Set problem -> Copy every line that contains the string "Next" from the entries below.

Records for this exercise ->
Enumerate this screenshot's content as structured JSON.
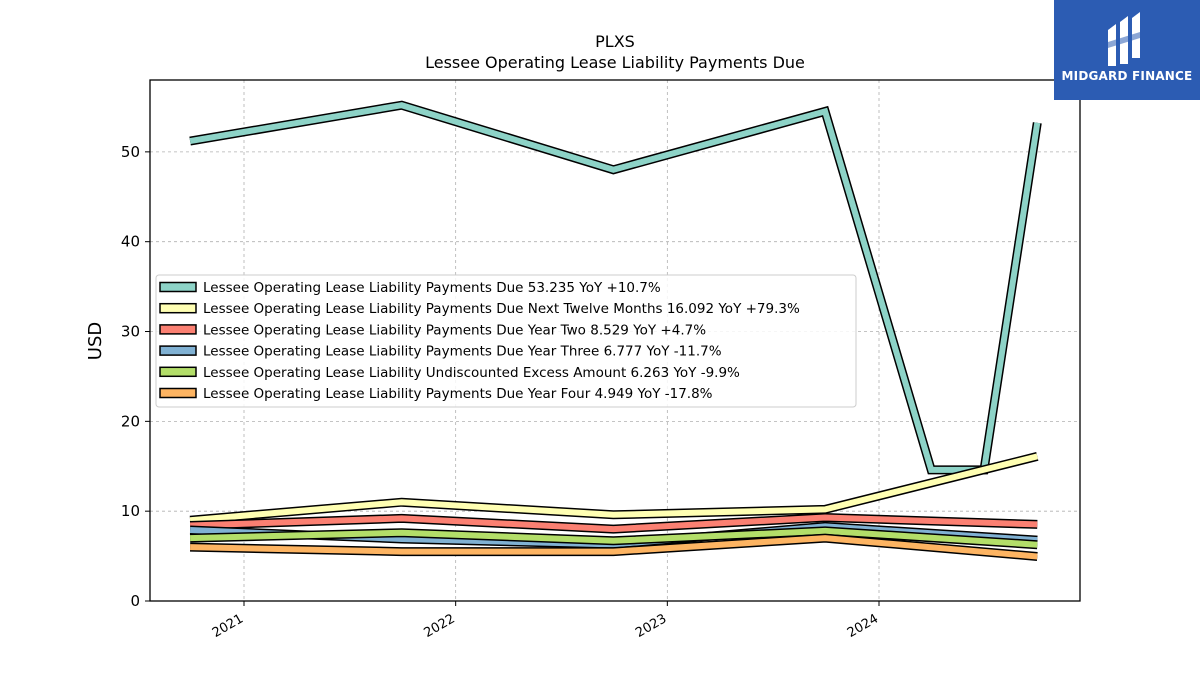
{
  "brand": {
    "name": "MIDGARD FINANCE",
    "logo_icon": "midgard-logo-icon"
  },
  "chart_data": {
    "type": "line",
    "title": "PLXS",
    "subtitle": "Lessee Operating Lease Liability Payments Due",
    "ylabel": "USD",
    "xlabel": "",
    "ylim": [
      0,
      58
    ],
    "yticks": [
      0,
      10,
      20,
      30,
      40,
      50
    ],
    "xticks": [
      "2021",
      "2022",
      "2023",
      "2024"
    ],
    "grid": true,
    "legend_position": "center-left",
    "x": [
      "2020-09-30",
      "2021-09-30",
      "2022-09-30",
      "2023-09-30",
      "2024-03-31",
      "2024-06-30",
      "2024-09-30"
    ],
    "series": [
      {
        "name": "Lessee Operating Lease Liability Payments Due",
        "legend": "Lessee Operating Lease Liability Payments Due  53.235 YoY +10.7%",
        "color": "#8dd3c7",
        "values": [
          51.2,
          55.2,
          48.0,
          54.5,
          14.6,
          14.6,
          53.235
        ]
      },
      {
        "name": "Lessee Operating Lease Liability Payments Due Next Twelve Months",
        "legend": "Lessee Operating Lease Liability Payments Due Next Twelve Months  16.092 YoY +79.3%",
        "color": "#ffffb3",
        "values": [
          9.0,
          11.0,
          9.6,
          10.2,
          null,
          null,
          16.092
        ]
      },
      {
        "name": "Lessee Operating Lease Liability Payments Due Year Two",
        "legend": "Lessee Operating Lease Liability Payments Due Year Two  8.529 YoY +4.7%",
        "color": "#fb8072",
        "values": [
          8.4,
          9.2,
          8.0,
          9.3,
          null,
          null,
          8.529
        ]
      },
      {
        "name": "Lessee Operating Lease Liability Payments Due Year Three",
        "legend": "Lessee Operating Lease Liability Payments Due Year Three  6.777 YoY -11.7%",
        "color": "#80b1d3",
        "values": [
          7.9,
          6.9,
          6.3,
          8.3,
          null,
          null,
          6.777
        ]
      },
      {
        "name": "Lessee Operating Lease Liability Undiscounted Excess Amount",
        "legend": "Lessee Operating Lease Liability Undiscounted Excess Amount  6.263 YoY -9.9%",
        "color": "#b3de69",
        "values": [
          7.0,
          7.6,
          6.7,
          7.8,
          null,
          null,
          6.263
        ]
      },
      {
        "name": "Lessee Operating Lease Liability Payments Due Year Four",
        "legend": "Lessee Operating Lease Liability Payments Due Year Four  4.949 YoY -17.8%",
        "color": "#fdb462",
        "values": [
          6.0,
          5.5,
          5.5,
          7.0,
          null,
          null,
          4.949
        ]
      }
    ]
  }
}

Output of the task ->
        "name": "Lessee Operating Lease Liability Payments Due Next Twelve Months",
        "legend": "Lessee Operating Lease Liability Payments Due Next Twelve Months  16.092 YoY +79.3%",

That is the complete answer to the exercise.